**Exercise directions**
Return verbatim the lines of the listing from its first line through the line containing "min-point-marker: [607, 1141, 622, 1156]", including both of those lines.

**Records for this task**
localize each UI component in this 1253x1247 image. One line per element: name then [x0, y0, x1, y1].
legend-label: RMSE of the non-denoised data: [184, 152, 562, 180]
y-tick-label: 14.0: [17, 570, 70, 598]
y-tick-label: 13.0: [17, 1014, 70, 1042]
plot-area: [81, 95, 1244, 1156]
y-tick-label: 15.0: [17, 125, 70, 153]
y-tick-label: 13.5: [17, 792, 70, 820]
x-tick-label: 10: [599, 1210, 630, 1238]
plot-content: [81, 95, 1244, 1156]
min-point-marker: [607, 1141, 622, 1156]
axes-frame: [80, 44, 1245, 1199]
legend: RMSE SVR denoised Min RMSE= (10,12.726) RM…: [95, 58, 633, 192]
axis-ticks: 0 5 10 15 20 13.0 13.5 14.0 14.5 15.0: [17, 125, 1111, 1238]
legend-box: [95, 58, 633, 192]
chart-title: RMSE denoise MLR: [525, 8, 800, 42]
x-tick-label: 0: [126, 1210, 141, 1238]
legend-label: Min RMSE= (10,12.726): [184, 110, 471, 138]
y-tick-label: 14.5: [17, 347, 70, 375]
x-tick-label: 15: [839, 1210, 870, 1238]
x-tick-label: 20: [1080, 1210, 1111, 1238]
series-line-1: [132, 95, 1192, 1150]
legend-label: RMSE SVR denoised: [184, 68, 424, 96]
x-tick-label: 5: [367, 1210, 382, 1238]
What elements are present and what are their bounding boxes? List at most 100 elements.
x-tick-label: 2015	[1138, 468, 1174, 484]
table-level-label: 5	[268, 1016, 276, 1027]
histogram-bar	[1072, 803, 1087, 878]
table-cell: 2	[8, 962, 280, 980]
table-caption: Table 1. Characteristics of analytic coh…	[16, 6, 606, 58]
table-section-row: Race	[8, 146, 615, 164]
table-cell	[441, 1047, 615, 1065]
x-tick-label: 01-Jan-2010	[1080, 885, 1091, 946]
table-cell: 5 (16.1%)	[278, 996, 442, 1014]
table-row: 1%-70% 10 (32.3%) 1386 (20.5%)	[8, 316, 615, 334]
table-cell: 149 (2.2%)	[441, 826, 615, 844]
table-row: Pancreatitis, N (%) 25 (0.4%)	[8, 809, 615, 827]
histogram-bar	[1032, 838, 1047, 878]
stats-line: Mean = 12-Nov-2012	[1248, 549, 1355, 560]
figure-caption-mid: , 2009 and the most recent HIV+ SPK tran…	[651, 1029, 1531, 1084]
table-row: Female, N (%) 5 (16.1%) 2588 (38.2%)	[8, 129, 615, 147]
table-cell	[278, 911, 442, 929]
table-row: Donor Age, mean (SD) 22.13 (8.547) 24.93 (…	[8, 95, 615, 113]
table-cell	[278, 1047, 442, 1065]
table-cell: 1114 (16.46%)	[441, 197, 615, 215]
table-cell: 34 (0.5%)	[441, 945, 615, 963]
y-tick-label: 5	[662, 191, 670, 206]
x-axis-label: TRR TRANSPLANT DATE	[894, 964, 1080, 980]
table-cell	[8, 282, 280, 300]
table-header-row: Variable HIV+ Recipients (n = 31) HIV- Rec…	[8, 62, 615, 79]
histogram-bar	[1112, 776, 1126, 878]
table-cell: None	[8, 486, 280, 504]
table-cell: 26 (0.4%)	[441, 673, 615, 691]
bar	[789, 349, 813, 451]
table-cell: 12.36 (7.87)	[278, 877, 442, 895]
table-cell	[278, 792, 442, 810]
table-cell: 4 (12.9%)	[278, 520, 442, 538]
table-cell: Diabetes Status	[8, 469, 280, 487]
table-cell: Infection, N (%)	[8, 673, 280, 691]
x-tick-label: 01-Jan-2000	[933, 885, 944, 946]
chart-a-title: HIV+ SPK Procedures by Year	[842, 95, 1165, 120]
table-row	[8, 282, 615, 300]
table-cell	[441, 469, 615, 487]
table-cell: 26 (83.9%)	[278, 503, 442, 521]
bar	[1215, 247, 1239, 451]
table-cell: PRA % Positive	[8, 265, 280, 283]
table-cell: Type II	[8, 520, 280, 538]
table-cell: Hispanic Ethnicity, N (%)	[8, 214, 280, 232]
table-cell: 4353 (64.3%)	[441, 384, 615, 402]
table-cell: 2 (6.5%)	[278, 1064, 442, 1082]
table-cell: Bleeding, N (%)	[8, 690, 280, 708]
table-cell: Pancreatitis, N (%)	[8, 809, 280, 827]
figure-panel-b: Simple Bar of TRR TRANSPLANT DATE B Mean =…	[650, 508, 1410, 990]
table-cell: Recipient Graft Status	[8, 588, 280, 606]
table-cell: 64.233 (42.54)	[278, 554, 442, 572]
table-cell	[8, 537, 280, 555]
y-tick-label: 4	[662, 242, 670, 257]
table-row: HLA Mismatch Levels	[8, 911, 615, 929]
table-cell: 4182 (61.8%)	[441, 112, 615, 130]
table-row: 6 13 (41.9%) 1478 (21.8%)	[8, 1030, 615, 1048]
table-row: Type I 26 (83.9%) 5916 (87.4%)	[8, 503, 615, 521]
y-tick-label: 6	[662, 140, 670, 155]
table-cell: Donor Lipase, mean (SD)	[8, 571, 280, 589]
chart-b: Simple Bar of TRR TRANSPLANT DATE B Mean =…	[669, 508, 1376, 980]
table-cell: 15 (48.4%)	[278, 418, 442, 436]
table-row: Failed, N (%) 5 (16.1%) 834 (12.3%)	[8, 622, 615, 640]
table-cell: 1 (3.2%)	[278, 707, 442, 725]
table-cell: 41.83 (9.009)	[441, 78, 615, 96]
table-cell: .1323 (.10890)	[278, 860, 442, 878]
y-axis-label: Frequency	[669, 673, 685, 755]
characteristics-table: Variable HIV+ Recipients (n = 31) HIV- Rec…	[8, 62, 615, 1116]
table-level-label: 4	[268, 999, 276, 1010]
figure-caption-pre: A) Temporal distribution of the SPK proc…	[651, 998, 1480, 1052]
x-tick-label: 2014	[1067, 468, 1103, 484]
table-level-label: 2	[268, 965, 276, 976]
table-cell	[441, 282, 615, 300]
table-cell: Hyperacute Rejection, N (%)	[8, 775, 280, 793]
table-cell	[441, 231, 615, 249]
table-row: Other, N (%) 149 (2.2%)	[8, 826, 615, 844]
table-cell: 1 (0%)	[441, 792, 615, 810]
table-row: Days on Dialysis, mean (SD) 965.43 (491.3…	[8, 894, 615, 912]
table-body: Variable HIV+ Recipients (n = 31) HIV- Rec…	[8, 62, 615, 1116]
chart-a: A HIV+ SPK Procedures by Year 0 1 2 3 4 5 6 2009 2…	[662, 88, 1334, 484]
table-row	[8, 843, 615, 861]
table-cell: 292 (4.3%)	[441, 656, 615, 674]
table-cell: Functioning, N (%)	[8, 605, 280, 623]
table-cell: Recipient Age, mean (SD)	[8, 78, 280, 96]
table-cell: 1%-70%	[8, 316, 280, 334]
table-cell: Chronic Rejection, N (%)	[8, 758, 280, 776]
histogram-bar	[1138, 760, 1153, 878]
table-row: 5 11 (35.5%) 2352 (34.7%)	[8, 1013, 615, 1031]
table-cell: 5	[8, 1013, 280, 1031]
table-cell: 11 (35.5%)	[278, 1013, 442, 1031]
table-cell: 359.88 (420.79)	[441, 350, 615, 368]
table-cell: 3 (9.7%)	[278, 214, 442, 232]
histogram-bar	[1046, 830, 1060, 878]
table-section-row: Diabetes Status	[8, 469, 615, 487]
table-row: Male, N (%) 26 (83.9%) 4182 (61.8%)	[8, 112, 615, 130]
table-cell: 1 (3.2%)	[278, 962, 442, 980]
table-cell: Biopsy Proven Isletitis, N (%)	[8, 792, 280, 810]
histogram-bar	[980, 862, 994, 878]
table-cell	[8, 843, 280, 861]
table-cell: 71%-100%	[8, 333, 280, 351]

**Problem solution**
localize each UI component in this 1253x1247 image. One line per element: name then [x0, y0, x1, y1].
legend-label: RMSE of the non-denoised data: [184, 152, 562, 180]
y-tick-label: 14.0: [17, 570, 70, 598]
y-tick-label: 13.0: [17, 1014, 70, 1042]
plot-area: [81, 95, 1244, 1156]
y-tick-label: 15.0: [17, 125, 70, 153]
y-tick-label: 13.5: [17, 792, 70, 820]
x-tick-label: 10: [599, 1210, 630, 1238]
plot-content: [81, 95, 1244, 1156]
min-point-marker: [607, 1141, 622, 1156]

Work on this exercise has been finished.